Data provided:
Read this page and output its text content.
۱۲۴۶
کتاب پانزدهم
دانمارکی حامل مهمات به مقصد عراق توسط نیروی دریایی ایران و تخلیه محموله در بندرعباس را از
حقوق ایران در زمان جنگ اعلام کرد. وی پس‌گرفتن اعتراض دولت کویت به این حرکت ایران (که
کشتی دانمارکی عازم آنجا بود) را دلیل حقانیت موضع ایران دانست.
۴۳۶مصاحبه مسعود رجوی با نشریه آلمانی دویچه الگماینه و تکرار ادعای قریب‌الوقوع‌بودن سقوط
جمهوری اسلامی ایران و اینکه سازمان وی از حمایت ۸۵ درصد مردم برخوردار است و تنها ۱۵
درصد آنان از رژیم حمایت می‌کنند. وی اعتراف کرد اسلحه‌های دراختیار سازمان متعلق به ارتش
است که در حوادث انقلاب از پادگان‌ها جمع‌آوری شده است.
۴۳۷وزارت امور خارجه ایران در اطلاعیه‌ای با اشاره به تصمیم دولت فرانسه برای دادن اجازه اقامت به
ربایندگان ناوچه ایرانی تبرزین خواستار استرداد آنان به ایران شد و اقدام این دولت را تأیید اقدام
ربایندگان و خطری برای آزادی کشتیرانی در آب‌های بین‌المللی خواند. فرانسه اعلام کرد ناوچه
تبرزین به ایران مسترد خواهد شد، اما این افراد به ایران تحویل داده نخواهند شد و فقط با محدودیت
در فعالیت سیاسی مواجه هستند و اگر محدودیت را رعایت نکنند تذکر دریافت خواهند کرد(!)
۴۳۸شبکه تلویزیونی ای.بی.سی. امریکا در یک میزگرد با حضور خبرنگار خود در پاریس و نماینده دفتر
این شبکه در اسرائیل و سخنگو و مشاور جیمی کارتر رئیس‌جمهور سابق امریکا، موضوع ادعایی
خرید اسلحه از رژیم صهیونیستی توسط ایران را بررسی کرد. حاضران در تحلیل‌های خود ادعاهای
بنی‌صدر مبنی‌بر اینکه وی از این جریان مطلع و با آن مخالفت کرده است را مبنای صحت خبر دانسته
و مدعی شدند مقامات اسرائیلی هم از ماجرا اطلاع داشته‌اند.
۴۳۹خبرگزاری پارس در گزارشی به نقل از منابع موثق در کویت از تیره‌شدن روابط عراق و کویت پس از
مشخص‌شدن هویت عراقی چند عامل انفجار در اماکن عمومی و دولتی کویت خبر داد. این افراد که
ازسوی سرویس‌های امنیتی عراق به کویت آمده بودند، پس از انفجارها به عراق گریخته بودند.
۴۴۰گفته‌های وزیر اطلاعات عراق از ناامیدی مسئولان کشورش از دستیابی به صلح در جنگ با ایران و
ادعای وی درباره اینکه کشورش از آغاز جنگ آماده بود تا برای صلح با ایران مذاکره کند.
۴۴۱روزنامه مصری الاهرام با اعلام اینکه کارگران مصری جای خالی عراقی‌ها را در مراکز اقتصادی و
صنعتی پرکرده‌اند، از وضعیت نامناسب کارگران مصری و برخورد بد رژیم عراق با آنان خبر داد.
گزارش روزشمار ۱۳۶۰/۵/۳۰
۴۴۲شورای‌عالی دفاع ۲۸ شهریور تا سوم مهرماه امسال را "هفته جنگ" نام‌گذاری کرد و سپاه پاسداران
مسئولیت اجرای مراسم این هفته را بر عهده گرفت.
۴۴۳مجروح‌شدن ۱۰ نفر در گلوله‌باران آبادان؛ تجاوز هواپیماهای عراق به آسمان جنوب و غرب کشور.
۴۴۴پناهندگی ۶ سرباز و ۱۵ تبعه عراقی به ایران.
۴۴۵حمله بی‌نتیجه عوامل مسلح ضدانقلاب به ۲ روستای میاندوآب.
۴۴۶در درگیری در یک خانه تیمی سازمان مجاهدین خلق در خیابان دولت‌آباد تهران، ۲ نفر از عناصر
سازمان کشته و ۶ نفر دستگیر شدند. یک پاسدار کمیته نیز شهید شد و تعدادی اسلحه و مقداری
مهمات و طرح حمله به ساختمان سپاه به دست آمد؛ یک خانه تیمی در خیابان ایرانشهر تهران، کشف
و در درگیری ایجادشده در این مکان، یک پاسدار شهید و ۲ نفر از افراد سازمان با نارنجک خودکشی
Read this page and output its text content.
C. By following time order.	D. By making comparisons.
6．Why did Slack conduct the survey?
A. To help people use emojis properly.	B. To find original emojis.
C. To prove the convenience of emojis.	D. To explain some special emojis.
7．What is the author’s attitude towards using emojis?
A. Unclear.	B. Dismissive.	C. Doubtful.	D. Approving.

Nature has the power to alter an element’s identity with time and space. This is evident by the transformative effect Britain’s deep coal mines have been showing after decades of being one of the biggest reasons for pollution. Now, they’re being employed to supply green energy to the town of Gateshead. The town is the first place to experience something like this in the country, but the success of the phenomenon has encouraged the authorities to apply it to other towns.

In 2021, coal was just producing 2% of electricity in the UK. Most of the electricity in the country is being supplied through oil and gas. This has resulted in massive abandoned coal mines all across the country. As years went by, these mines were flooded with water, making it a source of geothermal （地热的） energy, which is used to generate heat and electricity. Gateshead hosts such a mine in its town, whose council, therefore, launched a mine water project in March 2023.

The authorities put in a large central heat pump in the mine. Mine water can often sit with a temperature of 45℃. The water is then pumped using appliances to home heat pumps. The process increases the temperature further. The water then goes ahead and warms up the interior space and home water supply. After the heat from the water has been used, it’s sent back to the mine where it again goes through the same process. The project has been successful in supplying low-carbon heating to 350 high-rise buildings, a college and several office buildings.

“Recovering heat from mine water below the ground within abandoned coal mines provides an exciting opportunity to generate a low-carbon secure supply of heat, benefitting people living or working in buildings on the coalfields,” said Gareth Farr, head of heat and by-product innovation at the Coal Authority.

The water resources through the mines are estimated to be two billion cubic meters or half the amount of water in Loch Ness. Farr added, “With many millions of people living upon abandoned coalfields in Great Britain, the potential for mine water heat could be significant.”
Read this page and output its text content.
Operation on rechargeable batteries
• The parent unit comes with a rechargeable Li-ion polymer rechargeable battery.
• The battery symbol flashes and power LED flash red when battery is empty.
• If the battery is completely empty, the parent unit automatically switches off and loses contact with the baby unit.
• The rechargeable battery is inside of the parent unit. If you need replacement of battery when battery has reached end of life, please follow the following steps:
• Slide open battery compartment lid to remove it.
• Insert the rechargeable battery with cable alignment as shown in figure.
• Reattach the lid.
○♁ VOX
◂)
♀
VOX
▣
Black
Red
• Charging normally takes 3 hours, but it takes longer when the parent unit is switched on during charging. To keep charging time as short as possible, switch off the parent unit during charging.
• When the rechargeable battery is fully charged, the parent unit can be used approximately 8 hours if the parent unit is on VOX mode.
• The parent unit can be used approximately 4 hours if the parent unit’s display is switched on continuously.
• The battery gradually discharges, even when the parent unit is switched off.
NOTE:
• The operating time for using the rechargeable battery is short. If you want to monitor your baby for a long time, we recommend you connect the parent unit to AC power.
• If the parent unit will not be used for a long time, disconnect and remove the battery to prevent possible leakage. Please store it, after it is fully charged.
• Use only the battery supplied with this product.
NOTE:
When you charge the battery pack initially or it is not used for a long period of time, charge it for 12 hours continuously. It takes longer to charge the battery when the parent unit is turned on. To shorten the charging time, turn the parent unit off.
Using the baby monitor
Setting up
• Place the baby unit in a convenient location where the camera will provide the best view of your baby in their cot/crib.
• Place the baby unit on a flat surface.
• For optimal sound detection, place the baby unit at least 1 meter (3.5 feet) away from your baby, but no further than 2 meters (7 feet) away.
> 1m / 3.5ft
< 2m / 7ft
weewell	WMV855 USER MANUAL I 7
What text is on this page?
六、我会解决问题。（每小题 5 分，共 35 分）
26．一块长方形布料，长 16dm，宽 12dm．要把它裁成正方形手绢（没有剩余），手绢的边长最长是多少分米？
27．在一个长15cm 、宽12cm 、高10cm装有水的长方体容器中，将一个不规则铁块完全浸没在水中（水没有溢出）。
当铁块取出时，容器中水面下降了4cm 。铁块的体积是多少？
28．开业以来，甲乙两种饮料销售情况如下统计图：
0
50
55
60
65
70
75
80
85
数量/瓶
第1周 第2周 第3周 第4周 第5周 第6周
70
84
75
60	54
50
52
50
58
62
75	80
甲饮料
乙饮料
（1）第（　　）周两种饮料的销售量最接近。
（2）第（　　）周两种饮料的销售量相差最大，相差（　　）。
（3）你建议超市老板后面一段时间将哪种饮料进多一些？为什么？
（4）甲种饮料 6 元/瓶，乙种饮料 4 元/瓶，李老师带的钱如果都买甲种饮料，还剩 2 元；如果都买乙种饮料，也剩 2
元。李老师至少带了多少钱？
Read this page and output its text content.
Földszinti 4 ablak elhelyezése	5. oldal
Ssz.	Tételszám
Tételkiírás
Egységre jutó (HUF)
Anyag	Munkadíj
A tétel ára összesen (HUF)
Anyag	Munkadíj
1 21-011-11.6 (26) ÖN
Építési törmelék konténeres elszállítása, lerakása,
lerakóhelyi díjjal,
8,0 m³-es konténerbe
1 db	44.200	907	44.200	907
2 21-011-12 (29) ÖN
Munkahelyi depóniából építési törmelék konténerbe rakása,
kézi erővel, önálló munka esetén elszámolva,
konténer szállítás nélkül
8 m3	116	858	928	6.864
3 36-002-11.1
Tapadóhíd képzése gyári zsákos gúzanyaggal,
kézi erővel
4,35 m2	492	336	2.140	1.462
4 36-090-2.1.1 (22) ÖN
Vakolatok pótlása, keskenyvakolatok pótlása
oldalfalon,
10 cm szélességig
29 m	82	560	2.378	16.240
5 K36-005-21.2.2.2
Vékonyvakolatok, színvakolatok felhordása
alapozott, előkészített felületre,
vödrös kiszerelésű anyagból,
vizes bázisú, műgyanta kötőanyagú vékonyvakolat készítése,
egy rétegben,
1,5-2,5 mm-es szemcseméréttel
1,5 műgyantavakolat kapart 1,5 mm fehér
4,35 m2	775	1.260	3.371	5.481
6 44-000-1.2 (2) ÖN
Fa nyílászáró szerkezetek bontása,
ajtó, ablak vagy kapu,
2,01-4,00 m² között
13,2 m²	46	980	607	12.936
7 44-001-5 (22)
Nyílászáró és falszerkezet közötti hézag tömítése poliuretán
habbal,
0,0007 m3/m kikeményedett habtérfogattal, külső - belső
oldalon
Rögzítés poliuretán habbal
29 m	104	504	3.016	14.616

What the task requires: From the listing above, collect every line that mentions the word "habbal".

Answer to the task:
habbal,
Rögzítés poliuretán habbal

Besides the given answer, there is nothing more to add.